Collection entries
● ● ● ● ● ● ●
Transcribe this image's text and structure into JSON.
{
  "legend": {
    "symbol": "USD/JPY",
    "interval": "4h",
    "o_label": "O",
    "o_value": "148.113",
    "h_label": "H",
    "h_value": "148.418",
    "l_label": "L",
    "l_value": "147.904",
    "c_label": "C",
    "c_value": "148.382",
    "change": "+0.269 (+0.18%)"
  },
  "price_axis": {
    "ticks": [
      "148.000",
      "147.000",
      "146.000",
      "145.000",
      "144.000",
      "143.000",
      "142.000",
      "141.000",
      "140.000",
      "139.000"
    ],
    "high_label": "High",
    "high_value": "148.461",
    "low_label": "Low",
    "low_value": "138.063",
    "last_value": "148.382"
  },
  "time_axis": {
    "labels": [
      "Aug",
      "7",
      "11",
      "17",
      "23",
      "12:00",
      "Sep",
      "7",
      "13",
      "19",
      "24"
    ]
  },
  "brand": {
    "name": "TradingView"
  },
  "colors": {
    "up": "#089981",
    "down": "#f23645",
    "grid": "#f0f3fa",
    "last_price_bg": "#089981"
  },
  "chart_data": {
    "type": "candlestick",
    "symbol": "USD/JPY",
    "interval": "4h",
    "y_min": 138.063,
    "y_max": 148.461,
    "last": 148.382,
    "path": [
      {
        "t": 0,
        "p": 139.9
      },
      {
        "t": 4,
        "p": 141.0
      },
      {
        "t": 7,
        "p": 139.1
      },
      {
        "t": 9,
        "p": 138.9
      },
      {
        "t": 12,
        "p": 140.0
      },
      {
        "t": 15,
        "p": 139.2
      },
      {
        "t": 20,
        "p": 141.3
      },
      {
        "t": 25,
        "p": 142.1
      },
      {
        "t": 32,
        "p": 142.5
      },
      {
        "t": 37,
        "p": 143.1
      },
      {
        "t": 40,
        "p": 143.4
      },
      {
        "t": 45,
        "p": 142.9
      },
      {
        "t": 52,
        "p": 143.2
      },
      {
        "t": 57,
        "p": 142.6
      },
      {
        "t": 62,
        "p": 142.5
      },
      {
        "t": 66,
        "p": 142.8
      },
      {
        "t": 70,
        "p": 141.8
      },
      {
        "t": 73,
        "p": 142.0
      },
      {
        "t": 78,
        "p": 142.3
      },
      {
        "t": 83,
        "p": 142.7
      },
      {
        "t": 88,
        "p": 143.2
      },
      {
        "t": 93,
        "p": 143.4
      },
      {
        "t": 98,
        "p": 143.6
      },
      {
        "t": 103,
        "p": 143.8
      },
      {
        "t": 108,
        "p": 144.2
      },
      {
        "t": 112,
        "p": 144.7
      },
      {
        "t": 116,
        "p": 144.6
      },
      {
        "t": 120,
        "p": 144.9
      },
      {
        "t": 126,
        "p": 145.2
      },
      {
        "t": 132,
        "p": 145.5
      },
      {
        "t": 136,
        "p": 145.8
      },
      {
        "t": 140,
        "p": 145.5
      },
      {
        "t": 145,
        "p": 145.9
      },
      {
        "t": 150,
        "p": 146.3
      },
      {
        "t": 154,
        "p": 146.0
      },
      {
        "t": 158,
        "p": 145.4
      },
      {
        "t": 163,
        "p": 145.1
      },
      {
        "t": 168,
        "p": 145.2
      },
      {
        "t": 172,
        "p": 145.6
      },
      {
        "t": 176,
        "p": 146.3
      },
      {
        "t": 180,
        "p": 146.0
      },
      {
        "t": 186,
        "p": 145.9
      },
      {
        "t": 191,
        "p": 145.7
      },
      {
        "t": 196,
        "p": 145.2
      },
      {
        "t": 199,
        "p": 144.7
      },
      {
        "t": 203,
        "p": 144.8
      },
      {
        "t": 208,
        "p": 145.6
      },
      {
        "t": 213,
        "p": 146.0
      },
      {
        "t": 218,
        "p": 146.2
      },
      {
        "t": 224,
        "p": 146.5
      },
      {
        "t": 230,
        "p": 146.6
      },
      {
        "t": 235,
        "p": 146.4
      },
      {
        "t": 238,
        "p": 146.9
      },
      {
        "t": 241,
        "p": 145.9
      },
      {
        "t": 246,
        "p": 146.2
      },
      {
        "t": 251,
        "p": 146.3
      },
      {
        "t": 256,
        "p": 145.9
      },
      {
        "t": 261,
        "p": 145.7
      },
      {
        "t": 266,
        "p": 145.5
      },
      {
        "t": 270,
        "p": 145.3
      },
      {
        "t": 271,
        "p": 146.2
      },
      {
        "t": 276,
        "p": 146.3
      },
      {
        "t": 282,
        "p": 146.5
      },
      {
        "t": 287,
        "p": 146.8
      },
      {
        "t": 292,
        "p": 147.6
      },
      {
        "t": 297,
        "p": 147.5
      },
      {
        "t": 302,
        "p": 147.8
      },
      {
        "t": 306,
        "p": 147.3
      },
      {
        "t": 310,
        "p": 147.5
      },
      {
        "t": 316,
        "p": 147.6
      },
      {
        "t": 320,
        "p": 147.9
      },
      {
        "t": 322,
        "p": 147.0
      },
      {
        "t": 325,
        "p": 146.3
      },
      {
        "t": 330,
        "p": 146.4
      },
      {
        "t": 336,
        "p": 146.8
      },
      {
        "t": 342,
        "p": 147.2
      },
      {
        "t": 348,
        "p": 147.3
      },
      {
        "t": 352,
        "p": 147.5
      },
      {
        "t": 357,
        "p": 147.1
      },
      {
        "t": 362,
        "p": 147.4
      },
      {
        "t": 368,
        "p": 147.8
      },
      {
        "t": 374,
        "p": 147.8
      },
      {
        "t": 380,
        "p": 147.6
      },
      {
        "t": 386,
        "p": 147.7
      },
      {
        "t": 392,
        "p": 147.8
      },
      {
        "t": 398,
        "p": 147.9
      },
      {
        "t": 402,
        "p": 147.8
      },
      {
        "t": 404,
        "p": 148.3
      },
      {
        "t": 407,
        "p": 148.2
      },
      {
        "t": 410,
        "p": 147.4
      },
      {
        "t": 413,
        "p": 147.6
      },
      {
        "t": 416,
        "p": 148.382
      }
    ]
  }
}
● ● ● ● ● ● ●
■ **OBJECTIVE**
Repeat the data verbatim.

■ **RESULT OF THIS TASK**
Transcribe this image's text and structure into JSON.
{
  "legend": {
    "symbol": "USD/JPY",
    "interval": "4h",
    "o_label": "O",
    "o_value": "148.113",
    "h_label": "H",
    "h_value": "148.418",
    "l_label": "L",
    "l_value": "147.904",
    "c_label": "C",
    "c_value": "148.382",
    "change": "+0.269 (+0.18%)"
  },
  "price_axis": {
    "ticks": [
      "148.000",
      "147.000",
      "146.000",
      "145.000",
      "144.000",
      "143.000",
      "142.000",
      "141.000",
      "140.000",
      "139.000"
    ],
    "high_label": "High",
    "high_value": "148.461",
    "low_label": "Low",
    "low_value": "138.063",
    "last_value": "148.382"
  },
  "time_axis": {
    "labels": [
      "Aug",
      "7",
      "11",
      "17",
      "23",
      "12:00",
      "Sep",
      "7",
      "13",
      "19",
      "24"
    ]
  },
  "brand": {
    "name": "TradingView"
  },
  "colors": {
    "up": "#089981",
    "down": "#f23645",
    "grid": "#f0f3fa",
    "last_price_bg": "#089981"
  },
  "chart_data": {
    "type": "candlestick",
    "symbol": "USD/JPY",
    "interval": "4h",
    "y_min": 138.063,
    "y_max": 148.461,
    "last": 148.382,
    "path": [
      {
        "t": 0,
        "p": 139.9
      },
      {
        "t": 4,
        "p": 141.0
      },
      {
        "t": 7,
        "p": 139.1
      },
      {
        "t": 9,
        "p": 138.9
      },
      {
        "t": 12,
        "p": 140.0
      },
      {
        "t": 15,
        "p": 139.2
      },
      {
        "t": 20,
        "p": 141.3
      },
      {
        "t": 25,
        "p": 142.1
      },
      {
        "t": 32,
        "p": 142.5
      },
      {
        "t": 37,
        "p": 143.1
      },
      {
        "t": 40,
        "p": 143.4
      },
      {
        "t": 45,
        "p": 142.9
      },
      {
        "t": 52,
        "p": 143.2
      },
      {
        "t": 57,
        "p": 142.6
      },
      {
        "t": 62,
        "p": 142.5
      },
      {
        "t": 66,
        "p": 142.8
      },
      {
        "t": 70,
        "p": 141.8
      },
      {
        "t": 73,
        "p": 142.0
      },
      {
        "t": 78,
        "p": 142.3
      },
      {
        "t": 83,
        "p": 142.7
      },
      {
        "t": 88,
        "p": 143.2
      },
      {
        "t": 93,
        "p": 143.4
      },
      {
        "t": 98,
        "p": 143.6
      },
      {
        "t": 103,
        "p": 143.8
      },
      {
        "t": 108,
        "p": 144.2
      },
      {
        "t": 112,
        "p": 144.7
      },
      {
        "t": 116,
        "p": 144.6
      },
      {
        "t": 120,
        "p": 144.9
      },
      {
        "t": 126,
        "p": 145.2
      },
      {
        "t": 132,
        "p": 145.5
      },
      {
        "t": 136,
        "p": 145.8
      },
      {
        "t": 140,
        "p": 145.5
      },
      {
        "t": 145,
        "p": 145.9
      },
      {
        "t": 150,
        "p": 146.3
      },
      {
        "t": 154,
        "p": 146.0
      },
      {
        "t": 158,
        "p": 145.4
      },
      {
        "t": 163,
        "p": 145.1
      },
      {
        "t": 168,
        "p": 145.2
      },
      {
        "t": 172,
        "p": 145.6
      },
      {
        "t": 176,
        "p": 146.3
      },
      {
        "t": 180,
        "p": 146.0
      },
      {
        "t": 186,
        "p": 145.9
      },
      {
        "t": 191,
        "p": 145.7
      },
      {
        "t": 196,
        "p": 145.2
      },
      {
        "t": 199,
        "p": 144.7
      },
      {
        "t": 203,
        "p": 144.8
      },
      {
        "t": 208,
        "p": 145.6
      },
      {
        "t": 213,
        "p": 146.0
      },
      {
        "t": 218,
        "p": 146.2
      },
      {
        "t": 224,
        "p": 146.5
      },
      {
        "t": 230,
        "p": 146.6
      },
      {
        "t": 235,
        "p": 146.4
      },
      {
        "t": 238,
        "p": 146.9
      },
      {
        "t": 241,
        "p": 145.9
      },
      {
        "t": 246,
        "p": 146.2
      },
      {
        "t": 251,
        "p": 146.3
      },
      {
        "t": 256,
        "p": 145.9
      },
      {
        "t": 261,
        "p": 145.7
      },
      {
        "t": 266,
        "p": 145.5
      },
      {
        "t": 270,
        "p": 145.3
      },
      {
        "t": 271,
        "p": 146.2
      },
      {
        "t": 276,
        "p": 146.3
      },
      {
        "t": 282,
        "p": 146.5
      },
      {
        "t": 287,
        "p": 146.8
      },
      {
        "t": 292,
        "p": 147.6
      },
      {
        "t": 297,
        "p": 147.5
      },
      {
        "t": 302,
        "p": 147.8
      },
      {
        "t": 306,
        "p": 147.3
      },
      {
        "t": 310,
        "p": 147.5
      },
      {
        "t": 316,
        "p": 147.6
      },
      {
        "t": 320,
        "p": 147.9
      },
      {
        "t": 322,
        "p": 147.0
      },
      {
        "t": 325,
        "p": 146.3
      },
      {
        "t": 330,
        "p": 146.4
      },
      {
        "t": 336,
        "p": 146.8
      },
      {
        "t": 342,
        "p": 147.2
      },
      {
        "t": 348,
        "p": 147.3
      },
      {
        "t": 352,
        "p": 147.5
      },
      {
        "t": 357,
        "p": 147.1
      },
      {
        "t": 362,
        "p": 147.4
      },
      {
        "t": 368,
        "p": 147.8
      },
      {
        "t": 374,
        "p": 147.8
      },
      {
        "t": 380,
        "p": 147.6
      },
      {
        "t": 386,
        "p": 147.7
      },
      {
        "t": 392,
        "p": 147.8
      },
      {
        "t": 398,
        "p": 147.9
      },
      {
        "t": 402,
        "p": 147.8
      },
      {
        "t": 404,
        "p": 148.3
      },
      {
        "t": 407,
        "p": 148.2
      },
      {
        "t": 410,
        "p": 147.4
      },
      {
        "t": 413,
        "p": 147.6
      },
      {
        "t": 416,
        "p": 148.382
      }
    ]
  }
}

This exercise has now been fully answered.